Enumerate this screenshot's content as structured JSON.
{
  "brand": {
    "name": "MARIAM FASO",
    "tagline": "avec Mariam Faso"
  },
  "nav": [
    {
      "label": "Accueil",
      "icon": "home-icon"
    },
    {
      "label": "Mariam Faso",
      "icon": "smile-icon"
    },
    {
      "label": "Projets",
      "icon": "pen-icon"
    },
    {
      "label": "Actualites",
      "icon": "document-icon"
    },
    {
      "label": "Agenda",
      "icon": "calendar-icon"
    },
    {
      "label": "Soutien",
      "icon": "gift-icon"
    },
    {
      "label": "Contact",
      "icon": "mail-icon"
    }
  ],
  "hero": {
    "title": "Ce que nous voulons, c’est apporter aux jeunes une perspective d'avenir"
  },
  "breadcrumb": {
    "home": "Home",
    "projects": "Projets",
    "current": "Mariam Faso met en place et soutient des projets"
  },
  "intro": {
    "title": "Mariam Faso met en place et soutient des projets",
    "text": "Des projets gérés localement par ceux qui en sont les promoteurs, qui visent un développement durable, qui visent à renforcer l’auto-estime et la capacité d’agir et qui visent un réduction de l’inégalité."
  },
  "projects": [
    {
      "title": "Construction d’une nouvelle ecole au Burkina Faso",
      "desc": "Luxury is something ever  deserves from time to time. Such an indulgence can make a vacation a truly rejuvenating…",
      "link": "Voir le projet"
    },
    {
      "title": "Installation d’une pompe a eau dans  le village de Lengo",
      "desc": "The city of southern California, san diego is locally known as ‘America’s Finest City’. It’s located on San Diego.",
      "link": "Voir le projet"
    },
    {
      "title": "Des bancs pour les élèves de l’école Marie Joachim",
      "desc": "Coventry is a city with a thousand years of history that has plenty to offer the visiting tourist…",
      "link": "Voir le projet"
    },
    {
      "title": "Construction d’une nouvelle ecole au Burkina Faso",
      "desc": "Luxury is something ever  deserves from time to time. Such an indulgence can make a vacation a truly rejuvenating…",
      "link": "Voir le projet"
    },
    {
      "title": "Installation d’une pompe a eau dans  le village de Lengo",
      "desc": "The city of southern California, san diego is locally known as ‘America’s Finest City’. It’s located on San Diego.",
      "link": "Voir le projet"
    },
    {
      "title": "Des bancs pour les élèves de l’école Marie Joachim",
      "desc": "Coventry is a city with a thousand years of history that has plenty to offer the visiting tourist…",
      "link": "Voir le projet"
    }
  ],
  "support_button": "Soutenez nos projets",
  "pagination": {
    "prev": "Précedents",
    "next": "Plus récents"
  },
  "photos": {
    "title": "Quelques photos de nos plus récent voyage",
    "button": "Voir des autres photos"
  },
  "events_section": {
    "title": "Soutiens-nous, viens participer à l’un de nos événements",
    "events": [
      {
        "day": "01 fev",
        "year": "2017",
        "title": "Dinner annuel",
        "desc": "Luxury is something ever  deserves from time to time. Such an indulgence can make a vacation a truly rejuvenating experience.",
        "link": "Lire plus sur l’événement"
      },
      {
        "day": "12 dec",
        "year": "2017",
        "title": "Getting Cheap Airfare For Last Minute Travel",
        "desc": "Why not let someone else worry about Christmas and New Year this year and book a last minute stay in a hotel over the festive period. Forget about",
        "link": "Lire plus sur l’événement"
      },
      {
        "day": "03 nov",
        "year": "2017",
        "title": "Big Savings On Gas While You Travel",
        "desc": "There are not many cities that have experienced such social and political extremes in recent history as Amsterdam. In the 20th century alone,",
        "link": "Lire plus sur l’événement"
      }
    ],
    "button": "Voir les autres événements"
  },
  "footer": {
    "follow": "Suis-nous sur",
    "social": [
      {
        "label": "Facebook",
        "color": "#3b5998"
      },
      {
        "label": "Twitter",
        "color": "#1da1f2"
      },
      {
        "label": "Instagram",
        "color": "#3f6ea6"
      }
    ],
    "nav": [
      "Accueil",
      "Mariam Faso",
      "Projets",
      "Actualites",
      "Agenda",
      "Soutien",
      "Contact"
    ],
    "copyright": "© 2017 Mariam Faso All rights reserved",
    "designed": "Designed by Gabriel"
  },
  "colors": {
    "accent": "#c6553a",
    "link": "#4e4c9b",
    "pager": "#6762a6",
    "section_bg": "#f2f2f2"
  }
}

Task directions
Restate the listing above word for word.

Answer
Enumerate this screenshot's content as structured JSON.
{
  "brand": {
    "name": "MARIAM FASO",
    "tagline": "avec Mariam Faso"
  },
  "nav": [
    {
      "label": "Accueil",
      "icon": "home-icon"
    },
    {
      "label": "Mariam Faso",
      "icon": "smile-icon"
    },
    {
      "label": "Projets",
      "icon": "pen-icon"
    },
    {
      "label": "Actualites",
      "icon": "document-icon"
    },
    {
      "label": "Agenda",
      "icon": "calendar-icon"
    },
    {
      "label": "Soutien",
      "icon": "gift-icon"
    },
    {
      "label": "Contact",
      "icon": "mail-icon"
    }
  ],
  "hero": {
    "title": "Ce que nous voulons, c’est apporter aux jeunes une perspective d'avenir"
  },
  "breadcrumb": {
    "home": "Home",
    "projects": "Projets",
    "current": "Mariam Faso met en place et soutient des projets"
  },
  "intro": {
    "title": "Mariam Faso met en place et soutient des projets",
    "text": "Des projets gérés localement par ceux qui en sont les promoteurs, qui visent un développement durable, qui visent à renforcer l’auto-estime et la capacité d’agir et qui visent un réduction de l’inégalité."
  },
  "projects": [
    {
      "title": "Construction d’une nouvelle ecole au Burkina Faso",
      "desc": "Luxury is something ever  deserves from time to time. Such an indulgence can make a vacation a truly rejuvenating…",
      "link": "Voir le projet"
    },
    {
      "title": "Installation d’une pompe a eau dans  le village de Lengo",
      "desc": "The city of southern California, san diego is locally known as ‘America’s Finest City’. It’s located on San Diego.",
      "link": "Voir le projet"
    },
    {
      "title": "Des bancs pour les élèves de l’école Marie Joachim",
      "desc": "Coventry is a city with a thousand years of history that has plenty to offer the visiting tourist…",
      "link": "Voir le projet"
    },
    {
      "title": "Construction d’une nouvelle ecole au Burkina Faso",
      "desc": "Luxury is something ever  deserves from time to time. Such an indulgence can make a vacation a truly rejuvenating…",
      "link": "Voir le projet"
    },
    {
      "title": "Installation d’une pompe a eau dans  le village de Lengo",
      "desc": "The city of southern California, san diego is locally known as ‘America’s Finest City’. It’s located on San Diego.",
      "link": "Voir le projet"
    },
    {
      "title": "Des bancs pour les élèves de l’école Marie Joachim",
      "desc": "Coventry is a city with a thousand years of history that has plenty to offer the visiting tourist…",
      "link": "Voir le projet"
    }
  ],
  "support_button": "Soutenez nos projets",
  "pagination": {
    "prev": "Précedents",
    "next": "Plus récents"
  },
  "photos": {
    "title": "Quelques photos de nos plus récent voyage",
    "button": "Voir des autres photos"
  },
  "events_section": {
    "title": "Soutiens-nous, viens participer à l’un de nos événements",
    "events": [
      {
        "day": "01 fev",
        "year": "2017",
        "title": "Dinner annuel",
        "desc": "Luxury is something ever  deserves from time to time. Such an indulgence can make a vacation a truly rejuvenating experience.",
        "link": "Lire plus sur l’événement"
      },
      {
        "day": "12 dec",
        "year": "2017",
        "title": "Getting Cheap Airfare For Last Minute Travel",
        "desc": "Why not let someone else worry about Christmas and New Year this year and book a last minute stay in a hotel over the festive period. Forget about",
        "link": "Lire plus sur l’événement"
      },
      {
        "day": "03 nov",
        "year": "2017",
        "title": "Big Savings On Gas While You Travel",
        "desc": "There are not many cities that have experienced such social and political extremes in recent history as Amsterdam. In the 20th century alone,",
        "link": "Lire plus sur l’événement"
      }
    ],
    "button": "Voir les autres événements"
  },
  "footer": {
    "follow": "Suis-nous sur",
    "social": [
      {
        "label": "Facebook",
        "color": "#3b5998"
      },
      {
        "label": "Twitter",
        "color": "#1da1f2"
      },
      {
        "label": "Instagram",
        "color": "#3f6ea6"
      }
    ],
    "nav": [
      "Accueil",
      "Mariam Faso",
      "Projets",
      "Actualites",
      "Agenda",
      "Soutien",
      "Contact"
    ],
    "copyright": "© 2017 Mariam Faso All rights reserved",
    "designed": "Designed by Gabriel"
  },
  "colors": {
    "accent": "#c6553a",
    "link": "#4e4c9b",
    "pager": "#6762a6",
    "section_bg": "#f2f2f2"
  }
}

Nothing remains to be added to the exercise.